%%

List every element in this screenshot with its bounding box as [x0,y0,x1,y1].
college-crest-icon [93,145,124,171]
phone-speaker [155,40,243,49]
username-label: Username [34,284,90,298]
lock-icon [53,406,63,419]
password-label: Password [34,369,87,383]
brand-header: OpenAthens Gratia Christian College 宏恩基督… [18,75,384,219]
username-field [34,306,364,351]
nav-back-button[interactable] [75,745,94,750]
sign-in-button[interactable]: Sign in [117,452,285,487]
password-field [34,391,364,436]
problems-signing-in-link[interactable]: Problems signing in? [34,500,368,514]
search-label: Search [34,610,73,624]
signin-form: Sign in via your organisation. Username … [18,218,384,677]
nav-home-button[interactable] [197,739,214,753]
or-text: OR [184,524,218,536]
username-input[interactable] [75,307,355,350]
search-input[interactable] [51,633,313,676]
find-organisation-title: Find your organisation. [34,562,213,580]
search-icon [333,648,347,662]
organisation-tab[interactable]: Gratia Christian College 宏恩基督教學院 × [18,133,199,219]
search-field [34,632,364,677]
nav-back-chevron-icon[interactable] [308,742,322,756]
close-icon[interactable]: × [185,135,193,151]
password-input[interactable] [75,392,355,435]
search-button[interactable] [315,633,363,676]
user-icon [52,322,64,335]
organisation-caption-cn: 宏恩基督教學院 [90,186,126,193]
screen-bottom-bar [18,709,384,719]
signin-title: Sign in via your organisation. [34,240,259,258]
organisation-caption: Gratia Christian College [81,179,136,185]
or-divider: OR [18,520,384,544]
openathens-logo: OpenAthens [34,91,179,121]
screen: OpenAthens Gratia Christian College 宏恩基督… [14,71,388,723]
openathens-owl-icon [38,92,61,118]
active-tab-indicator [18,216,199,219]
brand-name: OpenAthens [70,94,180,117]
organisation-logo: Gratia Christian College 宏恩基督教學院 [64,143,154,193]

%%

→ Exercise task
Present every line of the records above as a numbered list, omitting any blank lines.

→ In response
1. List every element in this screenshot with its bounding box as [x0,y0,x1,y1].
2. college-crest-icon [93,145,124,171]
3. phone-speaker [155,40,243,49]
4. username-label: Username [34,284,90,298]
5. lock-icon [53,406,63,419]
6. password-label: Password [34,369,87,383]
7. brand-header: OpenAthens Gratia Christian College 宏恩基督… [18,75,384,219]
8. username-field [34,306,364,351]
9. nav-back-button[interactable] [75,745,94,750]
10. sign-in-button[interactable]: Sign in [117,452,285,487]
11. password-field [34,391,364,436]
12. problems-signing-in-link[interactable]: Problems signing in? [34,500,368,514]
13. search-label: Search [34,610,73,624]
14. signin-form: Sign in via your organisation. Username … [18,218,384,677]
15. nav-home-button[interactable] [197,739,214,753]
16. or-text: OR [184,524,218,536]
17. username-input[interactable] [75,307,355,350]
18. search-input[interactable] [51,633,313,676]
19. find-organisation-title: Find your organisation. [34,562,213,580]
20. search-icon [333,648,347,662]
21. organisation-tab[interactable]: Gratia Christian College 宏恩基督教學院 × [18,133,199,219]
22. search-field [34,632,364,677]
23. nav-back-chevron-icon[interactable] [308,742,322,756]
24. close-icon[interactable]: × [185,135,193,151]
25. password-input[interactable] [75,392,355,435]
26. search-button[interactable] [315,633,363,676]
27. user-icon [52,322,64,335]
28. organisation-caption-cn: 宏恩基督教學院 [90,186,126,193]
29. screen-bottom-bar [18,709,384,719]
30. signin-title: Sign in via your organisation. [34,240,259,258]
31. organisation-caption: Gratia Christian College [81,179,136,185]
32. or-divider: OR [18,520,384,544]
33. openathens-logo: OpenAthens [34,91,179,121]
34. screen: OpenAthens Gratia Christian College 宏恩基督… [14,71,388,723]
35. openathens-owl-icon [38,92,61,118]
36. active-tab-indicator [18,216,199,219]
37. brand-name: OpenAthens [70,94,180,117]
38. organisation-logo: Gratia Christian College 宏恩基督教學院 [64,143,154,193]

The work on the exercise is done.